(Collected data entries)
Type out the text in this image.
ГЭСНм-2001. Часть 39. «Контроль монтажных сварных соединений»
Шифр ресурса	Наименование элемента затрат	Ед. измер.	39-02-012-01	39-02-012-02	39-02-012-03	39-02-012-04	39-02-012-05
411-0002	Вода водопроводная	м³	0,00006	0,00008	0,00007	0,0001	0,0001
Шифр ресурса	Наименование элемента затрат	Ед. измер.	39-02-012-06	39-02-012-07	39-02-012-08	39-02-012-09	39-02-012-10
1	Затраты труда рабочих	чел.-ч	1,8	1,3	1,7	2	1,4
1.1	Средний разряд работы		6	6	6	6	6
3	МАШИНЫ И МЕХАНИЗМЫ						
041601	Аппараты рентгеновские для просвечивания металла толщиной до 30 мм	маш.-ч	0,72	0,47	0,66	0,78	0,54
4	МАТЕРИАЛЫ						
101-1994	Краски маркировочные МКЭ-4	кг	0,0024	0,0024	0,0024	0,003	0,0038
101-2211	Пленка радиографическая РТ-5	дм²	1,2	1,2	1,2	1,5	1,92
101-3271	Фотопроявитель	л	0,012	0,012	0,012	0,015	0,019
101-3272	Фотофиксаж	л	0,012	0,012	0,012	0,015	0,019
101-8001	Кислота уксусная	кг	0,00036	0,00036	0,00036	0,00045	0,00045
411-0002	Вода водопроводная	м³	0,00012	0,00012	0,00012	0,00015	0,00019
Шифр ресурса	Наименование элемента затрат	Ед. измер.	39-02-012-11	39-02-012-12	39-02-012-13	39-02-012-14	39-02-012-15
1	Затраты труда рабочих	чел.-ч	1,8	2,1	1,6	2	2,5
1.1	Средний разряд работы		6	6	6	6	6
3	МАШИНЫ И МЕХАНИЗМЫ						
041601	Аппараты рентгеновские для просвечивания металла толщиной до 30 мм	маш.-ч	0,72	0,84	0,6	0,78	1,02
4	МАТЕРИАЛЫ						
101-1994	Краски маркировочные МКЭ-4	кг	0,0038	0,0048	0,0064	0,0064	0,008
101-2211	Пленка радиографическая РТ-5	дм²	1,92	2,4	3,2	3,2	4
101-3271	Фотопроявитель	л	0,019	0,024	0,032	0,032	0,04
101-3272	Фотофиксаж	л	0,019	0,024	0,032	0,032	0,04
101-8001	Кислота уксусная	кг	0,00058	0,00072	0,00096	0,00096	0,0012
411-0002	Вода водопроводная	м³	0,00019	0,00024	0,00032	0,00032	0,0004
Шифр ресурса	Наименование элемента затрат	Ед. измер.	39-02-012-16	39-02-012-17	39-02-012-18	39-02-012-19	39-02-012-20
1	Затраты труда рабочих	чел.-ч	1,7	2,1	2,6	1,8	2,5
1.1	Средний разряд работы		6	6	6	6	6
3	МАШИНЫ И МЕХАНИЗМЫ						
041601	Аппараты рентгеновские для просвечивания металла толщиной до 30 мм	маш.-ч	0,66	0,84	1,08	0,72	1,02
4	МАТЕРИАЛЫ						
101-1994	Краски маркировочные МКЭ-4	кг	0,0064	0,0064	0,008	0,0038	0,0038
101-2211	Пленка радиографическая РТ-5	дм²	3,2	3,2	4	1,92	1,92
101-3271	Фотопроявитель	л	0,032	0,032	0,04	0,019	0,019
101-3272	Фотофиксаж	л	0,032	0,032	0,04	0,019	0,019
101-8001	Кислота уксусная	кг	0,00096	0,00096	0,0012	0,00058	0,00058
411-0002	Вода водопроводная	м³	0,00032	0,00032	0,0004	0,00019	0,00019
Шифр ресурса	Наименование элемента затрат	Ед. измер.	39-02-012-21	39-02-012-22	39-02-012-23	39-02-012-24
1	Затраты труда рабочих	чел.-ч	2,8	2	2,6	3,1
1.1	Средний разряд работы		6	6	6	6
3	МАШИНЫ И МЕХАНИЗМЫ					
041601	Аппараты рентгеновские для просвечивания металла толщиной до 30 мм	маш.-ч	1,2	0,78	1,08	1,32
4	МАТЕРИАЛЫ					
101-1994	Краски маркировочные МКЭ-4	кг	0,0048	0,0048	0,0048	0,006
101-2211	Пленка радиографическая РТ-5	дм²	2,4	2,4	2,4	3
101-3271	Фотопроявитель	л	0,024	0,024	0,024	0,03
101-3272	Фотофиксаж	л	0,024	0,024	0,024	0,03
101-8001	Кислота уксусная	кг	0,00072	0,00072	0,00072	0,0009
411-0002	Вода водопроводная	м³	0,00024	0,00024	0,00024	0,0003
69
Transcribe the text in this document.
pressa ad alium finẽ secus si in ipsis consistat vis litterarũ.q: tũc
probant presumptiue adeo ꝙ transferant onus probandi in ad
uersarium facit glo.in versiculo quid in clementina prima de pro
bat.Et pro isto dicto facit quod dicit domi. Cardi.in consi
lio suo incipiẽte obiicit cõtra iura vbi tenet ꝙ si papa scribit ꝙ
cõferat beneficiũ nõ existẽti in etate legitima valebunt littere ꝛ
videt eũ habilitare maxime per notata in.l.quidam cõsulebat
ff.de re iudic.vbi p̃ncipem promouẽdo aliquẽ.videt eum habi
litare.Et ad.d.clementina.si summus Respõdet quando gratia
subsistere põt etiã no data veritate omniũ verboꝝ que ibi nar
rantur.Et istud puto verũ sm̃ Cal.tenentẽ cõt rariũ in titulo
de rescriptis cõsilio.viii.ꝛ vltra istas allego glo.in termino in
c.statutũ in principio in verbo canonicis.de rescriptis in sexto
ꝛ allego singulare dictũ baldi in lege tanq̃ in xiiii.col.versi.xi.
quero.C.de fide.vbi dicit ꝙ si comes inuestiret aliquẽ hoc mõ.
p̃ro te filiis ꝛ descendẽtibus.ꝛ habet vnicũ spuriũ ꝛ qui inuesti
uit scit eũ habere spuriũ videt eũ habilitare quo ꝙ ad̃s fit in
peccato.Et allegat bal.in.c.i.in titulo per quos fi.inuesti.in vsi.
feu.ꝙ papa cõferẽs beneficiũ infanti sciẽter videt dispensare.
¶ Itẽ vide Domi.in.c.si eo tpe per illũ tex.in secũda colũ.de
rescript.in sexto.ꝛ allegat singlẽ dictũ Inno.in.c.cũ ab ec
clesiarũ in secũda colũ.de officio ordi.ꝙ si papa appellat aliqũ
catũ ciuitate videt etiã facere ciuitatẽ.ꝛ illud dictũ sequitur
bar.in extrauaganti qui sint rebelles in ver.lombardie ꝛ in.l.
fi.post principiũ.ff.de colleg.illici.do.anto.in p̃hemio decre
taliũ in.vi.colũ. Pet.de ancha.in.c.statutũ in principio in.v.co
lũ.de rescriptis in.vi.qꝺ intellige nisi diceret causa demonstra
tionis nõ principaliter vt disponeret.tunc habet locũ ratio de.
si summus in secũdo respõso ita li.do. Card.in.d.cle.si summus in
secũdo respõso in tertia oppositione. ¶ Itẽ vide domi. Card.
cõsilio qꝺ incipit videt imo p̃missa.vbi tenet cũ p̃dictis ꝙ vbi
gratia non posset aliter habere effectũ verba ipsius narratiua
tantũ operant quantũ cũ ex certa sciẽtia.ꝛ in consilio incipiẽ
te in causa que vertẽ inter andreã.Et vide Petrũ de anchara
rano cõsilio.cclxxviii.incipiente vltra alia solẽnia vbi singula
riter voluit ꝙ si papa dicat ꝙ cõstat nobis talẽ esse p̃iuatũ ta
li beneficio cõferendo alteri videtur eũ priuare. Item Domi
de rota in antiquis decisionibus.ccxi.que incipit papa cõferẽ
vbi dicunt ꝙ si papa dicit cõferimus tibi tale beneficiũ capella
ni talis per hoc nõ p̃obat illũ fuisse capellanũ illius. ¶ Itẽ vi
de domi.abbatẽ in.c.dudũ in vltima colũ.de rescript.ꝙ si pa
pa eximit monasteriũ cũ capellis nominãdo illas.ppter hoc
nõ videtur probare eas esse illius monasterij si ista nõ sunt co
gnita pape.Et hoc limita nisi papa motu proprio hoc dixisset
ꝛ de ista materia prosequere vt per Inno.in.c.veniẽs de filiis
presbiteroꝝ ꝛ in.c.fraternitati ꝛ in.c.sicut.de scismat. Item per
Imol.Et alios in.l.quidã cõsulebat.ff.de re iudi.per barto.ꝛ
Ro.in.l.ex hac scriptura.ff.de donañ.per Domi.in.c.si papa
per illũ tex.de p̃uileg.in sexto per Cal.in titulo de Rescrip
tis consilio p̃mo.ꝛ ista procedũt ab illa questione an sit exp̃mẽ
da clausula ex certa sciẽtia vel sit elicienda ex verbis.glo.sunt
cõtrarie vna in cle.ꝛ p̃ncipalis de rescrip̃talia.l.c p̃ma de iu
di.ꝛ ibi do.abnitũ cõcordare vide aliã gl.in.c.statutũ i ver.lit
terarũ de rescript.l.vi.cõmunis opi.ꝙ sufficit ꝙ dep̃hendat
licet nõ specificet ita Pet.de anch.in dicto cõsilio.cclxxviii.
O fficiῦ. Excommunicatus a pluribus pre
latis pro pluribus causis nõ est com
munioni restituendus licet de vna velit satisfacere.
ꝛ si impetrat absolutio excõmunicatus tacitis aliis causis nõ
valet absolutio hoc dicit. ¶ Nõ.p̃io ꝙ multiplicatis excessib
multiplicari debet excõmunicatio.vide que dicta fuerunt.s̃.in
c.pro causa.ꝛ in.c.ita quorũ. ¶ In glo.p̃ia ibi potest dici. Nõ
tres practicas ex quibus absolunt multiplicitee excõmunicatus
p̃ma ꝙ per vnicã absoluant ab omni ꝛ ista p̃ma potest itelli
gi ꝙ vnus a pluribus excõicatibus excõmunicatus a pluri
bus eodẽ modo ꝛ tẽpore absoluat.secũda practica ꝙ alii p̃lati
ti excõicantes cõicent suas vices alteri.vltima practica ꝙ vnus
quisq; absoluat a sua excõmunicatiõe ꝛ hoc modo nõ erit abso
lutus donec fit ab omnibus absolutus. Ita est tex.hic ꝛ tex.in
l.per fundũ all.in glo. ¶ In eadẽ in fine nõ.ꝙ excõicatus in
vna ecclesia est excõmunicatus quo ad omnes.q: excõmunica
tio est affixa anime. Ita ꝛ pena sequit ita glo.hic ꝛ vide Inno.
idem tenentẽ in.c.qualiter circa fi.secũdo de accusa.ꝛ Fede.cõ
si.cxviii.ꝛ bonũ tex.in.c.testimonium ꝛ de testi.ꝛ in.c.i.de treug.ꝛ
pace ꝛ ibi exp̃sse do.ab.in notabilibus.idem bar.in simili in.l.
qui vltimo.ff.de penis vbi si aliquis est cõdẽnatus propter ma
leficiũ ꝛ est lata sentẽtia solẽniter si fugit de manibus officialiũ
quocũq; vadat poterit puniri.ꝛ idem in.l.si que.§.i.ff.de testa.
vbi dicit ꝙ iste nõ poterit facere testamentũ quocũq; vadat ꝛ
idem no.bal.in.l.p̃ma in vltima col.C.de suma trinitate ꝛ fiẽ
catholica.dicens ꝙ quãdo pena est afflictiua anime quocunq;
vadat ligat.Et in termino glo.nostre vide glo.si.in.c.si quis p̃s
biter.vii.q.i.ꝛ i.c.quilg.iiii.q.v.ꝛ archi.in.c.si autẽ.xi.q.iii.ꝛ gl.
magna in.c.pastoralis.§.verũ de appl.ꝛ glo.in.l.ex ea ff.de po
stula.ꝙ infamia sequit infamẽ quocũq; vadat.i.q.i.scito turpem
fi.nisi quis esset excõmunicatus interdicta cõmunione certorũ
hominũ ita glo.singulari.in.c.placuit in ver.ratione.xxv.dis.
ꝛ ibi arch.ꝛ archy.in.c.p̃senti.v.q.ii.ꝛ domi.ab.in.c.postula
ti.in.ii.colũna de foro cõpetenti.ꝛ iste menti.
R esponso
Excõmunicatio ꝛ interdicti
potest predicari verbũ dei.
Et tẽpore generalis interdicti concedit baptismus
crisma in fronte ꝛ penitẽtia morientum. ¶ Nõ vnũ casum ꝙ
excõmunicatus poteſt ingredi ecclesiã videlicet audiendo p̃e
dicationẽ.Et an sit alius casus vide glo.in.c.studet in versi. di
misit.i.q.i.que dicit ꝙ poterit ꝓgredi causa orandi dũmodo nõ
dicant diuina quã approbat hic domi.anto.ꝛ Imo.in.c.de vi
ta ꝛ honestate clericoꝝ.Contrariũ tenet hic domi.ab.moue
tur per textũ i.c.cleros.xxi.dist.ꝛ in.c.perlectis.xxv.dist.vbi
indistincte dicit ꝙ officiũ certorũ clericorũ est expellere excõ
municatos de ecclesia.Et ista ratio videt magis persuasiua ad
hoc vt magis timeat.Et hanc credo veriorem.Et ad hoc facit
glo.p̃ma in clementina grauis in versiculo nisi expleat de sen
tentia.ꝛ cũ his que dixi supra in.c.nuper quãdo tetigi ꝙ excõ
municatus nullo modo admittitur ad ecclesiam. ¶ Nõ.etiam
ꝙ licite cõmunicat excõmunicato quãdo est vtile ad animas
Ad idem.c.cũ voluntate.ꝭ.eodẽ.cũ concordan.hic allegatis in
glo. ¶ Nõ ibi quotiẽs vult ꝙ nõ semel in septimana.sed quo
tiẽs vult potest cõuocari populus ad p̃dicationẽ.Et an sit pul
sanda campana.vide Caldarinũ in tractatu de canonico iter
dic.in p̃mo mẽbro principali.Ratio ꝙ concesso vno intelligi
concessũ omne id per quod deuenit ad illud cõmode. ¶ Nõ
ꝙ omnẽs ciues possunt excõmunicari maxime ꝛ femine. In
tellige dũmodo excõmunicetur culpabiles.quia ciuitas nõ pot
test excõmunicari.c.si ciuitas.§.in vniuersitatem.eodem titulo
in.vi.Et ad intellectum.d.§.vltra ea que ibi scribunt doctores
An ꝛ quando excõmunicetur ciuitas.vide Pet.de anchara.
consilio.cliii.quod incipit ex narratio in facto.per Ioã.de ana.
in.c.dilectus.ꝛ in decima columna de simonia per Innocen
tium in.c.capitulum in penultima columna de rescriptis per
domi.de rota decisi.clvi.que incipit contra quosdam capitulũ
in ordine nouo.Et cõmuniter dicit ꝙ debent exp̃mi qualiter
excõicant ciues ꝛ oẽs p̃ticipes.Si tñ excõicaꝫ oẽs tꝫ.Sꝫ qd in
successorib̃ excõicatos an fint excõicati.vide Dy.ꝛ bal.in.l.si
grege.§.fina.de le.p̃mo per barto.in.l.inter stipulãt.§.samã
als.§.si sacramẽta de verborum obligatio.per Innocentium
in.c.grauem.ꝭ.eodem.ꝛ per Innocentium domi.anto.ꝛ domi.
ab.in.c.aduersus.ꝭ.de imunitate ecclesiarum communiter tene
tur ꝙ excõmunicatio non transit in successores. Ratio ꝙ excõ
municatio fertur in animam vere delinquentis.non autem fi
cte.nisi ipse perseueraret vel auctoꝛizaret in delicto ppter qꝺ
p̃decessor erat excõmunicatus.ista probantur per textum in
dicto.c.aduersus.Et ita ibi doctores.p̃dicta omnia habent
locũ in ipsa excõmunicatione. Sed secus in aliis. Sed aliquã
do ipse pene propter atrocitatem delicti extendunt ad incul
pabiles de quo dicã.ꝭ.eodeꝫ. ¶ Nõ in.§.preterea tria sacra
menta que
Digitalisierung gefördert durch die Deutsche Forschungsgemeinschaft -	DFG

EXERCISE AIM: From the entries above, copy out every line where the string "aliquẽ" appears.

OUTPUT BELOW:
ff.de re iudic.vbi p̃ncipem promouẽdo aliquẽ.videt eum habi
quero.C.de fide.vbi dicit ꝙ si comes inuestiret aliquẽ hoc mõ.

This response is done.